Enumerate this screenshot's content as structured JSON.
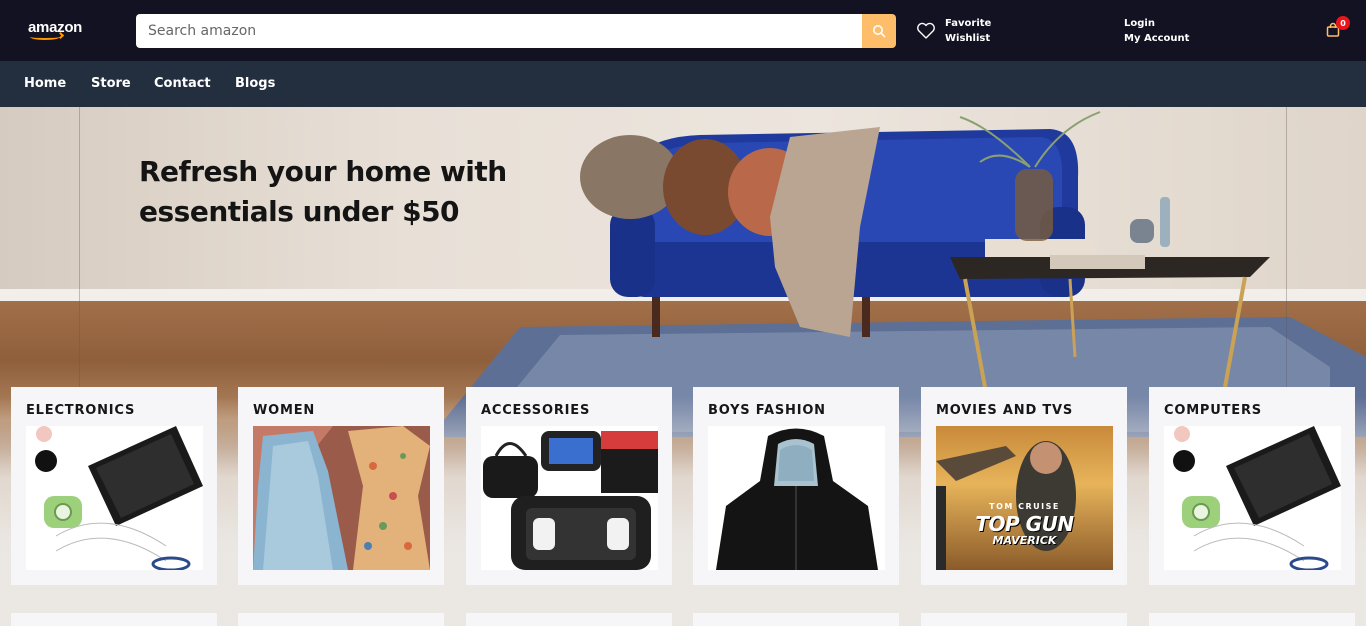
{
  "header": {
    "logo_text": "amazon",
    "search_placeholder": "Search amazon",
    "wishlist": {
      "line1": "Favorite",
      "line2": "Wishlist"
    },
    "account": {
      "line1": "Login",
      "line2": "My Account"
    },
    "cart_count": "0",
    "accent_color": "#febd69",
    "bg_color": "#131222"
  },
  "nav": {
    "items": [
      "Home",
      "Store",
      "Contact",
      "Blogs"
    ],
    "bg_color": "#232f3e"
  },
  "hero": {
    "title_line1": "Refresh your home with",
    "title_line2": "essentials under $50"
  },
  "categories": [
    {
      "title": "ELECTRONICS"
    },
    {
      "title": "WOMEN"
    },
    {
      "title": "ACCESSORIES"
    },
    {
      "title": "BOYS FASHION"
    },
    {
      "title": "MOVIES AND TVS"
    },
    {
      "title": "COMPUTERS"
    }
  ],
  "movie_poster": {
    "actor": "TOM CRUISE",
    "title": "TOP GUN",
    "subtitle": "MAVERICK"
  }
}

************

The exercise: Return every line of the preceding records in which the word "amazon" appears.

Written response:
    "logo_text": "amazon",
    "search_placeholder": "Search amazon",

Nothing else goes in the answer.